▶ _EXERCISE TASK_: Scan the lines below; pull out those with "traiettoria".

## BEGIN

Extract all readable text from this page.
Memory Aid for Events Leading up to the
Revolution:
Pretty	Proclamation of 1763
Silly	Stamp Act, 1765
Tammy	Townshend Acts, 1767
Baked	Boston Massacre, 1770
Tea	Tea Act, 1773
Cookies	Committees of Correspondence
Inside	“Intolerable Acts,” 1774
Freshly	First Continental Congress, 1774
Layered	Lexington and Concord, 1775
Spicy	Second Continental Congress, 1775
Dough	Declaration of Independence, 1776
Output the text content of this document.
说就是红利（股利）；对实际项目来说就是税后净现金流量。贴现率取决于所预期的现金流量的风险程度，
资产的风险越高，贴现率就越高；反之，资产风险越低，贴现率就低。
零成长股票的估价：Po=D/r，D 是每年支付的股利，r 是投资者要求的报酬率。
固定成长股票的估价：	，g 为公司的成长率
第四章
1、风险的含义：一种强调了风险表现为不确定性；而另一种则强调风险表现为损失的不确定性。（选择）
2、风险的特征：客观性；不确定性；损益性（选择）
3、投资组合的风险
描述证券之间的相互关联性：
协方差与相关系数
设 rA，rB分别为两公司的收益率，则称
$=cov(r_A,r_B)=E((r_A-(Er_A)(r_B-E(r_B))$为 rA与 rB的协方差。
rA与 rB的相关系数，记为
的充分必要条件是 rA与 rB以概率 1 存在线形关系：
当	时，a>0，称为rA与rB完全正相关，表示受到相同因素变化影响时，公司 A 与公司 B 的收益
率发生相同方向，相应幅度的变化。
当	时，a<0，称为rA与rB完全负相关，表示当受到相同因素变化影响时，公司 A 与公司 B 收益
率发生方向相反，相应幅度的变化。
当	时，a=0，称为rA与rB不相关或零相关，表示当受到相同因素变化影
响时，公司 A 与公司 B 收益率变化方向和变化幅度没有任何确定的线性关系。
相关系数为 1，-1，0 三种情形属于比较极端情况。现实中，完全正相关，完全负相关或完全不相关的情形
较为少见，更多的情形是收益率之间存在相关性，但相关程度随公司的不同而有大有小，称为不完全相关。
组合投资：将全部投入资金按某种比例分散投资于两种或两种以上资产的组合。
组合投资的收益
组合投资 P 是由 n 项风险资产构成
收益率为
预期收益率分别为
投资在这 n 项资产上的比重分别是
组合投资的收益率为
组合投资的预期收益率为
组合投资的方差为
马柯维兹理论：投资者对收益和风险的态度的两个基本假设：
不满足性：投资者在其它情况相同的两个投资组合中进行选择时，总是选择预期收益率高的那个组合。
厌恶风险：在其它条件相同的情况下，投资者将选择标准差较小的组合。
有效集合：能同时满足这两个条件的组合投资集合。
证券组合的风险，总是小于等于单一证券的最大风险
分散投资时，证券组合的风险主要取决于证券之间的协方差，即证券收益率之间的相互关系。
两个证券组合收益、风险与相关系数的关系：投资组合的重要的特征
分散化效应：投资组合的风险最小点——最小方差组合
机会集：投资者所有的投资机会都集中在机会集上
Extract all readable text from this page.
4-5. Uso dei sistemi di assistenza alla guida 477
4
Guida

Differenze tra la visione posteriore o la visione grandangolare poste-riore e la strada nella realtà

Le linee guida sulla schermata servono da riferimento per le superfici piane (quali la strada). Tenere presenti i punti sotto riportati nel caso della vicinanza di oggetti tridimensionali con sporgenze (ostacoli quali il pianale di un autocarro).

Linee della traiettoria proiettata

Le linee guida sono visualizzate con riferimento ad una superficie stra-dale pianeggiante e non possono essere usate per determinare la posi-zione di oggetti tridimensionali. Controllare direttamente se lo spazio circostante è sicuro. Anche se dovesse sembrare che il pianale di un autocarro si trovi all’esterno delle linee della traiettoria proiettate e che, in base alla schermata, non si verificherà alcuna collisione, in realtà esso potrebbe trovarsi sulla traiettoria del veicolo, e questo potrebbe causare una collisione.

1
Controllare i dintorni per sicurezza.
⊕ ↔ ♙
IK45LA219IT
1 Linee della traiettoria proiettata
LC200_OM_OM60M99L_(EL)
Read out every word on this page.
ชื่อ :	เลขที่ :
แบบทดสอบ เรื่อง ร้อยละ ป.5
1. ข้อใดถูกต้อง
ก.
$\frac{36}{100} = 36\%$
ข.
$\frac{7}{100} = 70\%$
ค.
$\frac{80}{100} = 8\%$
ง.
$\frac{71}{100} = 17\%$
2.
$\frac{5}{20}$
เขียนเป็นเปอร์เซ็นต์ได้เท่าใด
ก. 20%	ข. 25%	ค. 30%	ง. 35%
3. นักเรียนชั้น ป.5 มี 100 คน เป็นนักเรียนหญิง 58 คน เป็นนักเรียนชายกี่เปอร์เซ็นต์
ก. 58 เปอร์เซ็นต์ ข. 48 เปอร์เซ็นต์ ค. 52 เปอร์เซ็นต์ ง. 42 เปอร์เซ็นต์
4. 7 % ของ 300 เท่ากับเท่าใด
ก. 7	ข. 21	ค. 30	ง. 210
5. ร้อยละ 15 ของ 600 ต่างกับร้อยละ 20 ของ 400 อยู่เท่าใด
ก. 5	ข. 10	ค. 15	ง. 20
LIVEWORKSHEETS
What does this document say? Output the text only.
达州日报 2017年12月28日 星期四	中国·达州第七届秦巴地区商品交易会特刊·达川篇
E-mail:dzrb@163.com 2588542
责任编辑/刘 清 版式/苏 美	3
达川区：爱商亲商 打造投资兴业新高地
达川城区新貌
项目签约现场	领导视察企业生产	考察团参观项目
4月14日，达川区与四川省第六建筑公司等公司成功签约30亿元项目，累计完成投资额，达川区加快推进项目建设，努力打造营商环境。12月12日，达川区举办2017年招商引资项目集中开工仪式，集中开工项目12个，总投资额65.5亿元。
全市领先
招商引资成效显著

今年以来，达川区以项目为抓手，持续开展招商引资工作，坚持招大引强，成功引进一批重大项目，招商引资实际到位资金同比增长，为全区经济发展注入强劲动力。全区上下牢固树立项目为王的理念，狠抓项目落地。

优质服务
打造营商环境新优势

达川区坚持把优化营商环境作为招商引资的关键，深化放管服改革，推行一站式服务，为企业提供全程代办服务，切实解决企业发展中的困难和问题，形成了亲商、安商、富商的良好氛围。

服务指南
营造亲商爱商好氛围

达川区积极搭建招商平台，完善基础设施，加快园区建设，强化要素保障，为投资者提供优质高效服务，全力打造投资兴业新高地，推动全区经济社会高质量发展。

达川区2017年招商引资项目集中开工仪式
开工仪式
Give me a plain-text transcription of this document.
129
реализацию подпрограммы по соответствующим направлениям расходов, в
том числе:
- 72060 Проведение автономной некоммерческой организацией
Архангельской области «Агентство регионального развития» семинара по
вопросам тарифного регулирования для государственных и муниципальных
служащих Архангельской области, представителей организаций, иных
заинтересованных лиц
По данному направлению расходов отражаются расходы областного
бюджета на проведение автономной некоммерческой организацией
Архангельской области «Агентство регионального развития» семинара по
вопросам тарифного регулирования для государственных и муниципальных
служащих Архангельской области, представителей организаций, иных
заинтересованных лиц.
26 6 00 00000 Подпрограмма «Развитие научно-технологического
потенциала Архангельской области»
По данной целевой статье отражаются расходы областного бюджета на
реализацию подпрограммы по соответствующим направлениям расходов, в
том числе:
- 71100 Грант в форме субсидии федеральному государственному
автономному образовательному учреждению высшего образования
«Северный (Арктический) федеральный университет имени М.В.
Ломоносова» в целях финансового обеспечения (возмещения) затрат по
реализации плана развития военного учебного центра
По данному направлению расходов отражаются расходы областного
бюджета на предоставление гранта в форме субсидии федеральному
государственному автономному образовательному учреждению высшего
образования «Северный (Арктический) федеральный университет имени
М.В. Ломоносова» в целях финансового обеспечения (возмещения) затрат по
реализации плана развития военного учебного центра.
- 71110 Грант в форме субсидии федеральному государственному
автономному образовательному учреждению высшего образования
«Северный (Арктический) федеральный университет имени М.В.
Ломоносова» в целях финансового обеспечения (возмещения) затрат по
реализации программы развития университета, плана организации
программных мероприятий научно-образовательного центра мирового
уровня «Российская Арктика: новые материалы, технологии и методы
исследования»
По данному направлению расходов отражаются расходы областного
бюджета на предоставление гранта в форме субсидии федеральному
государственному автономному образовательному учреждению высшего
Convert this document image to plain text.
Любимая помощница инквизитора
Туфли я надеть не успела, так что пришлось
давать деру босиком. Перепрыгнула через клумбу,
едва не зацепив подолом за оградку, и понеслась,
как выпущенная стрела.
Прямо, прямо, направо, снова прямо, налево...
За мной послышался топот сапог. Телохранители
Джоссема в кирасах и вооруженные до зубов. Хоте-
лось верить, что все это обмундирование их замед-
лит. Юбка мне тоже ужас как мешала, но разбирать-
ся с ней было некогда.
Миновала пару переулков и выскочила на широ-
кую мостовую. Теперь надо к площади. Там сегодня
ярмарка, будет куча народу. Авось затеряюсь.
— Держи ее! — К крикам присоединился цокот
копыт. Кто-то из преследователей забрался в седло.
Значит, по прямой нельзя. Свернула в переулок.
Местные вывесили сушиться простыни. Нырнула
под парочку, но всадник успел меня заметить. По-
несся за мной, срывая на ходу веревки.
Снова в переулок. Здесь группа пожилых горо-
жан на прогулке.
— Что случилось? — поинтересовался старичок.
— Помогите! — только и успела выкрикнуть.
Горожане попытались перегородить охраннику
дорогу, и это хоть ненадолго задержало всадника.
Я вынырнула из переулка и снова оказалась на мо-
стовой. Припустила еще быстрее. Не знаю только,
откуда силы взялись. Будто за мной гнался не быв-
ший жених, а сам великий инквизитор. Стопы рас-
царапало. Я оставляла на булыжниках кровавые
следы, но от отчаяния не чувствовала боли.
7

## END

▶ _TASK OUTPUT_:
Linee della traiettoria proiettata
Le linee guida sono visualizzate con riferimento ad una superficie stra-dale pianeggiante e non possono essere usate per determinare la posi-zione di oggetti tridimensionali. Controllare direttamente se lo spazio circostante è sicuro. Anche se dovesse sembrare che il pianale di un autocarro si trovi all’esterno delle linee della traiettoria proiettate e che, in base alla schermata, non si verificherà alcuna collisione, in realtà esso potrebbe trovarsi sulla traiettoria del veicolo, e questo potrebbe causare una collisione.
1 Linee della traiettoria proiettata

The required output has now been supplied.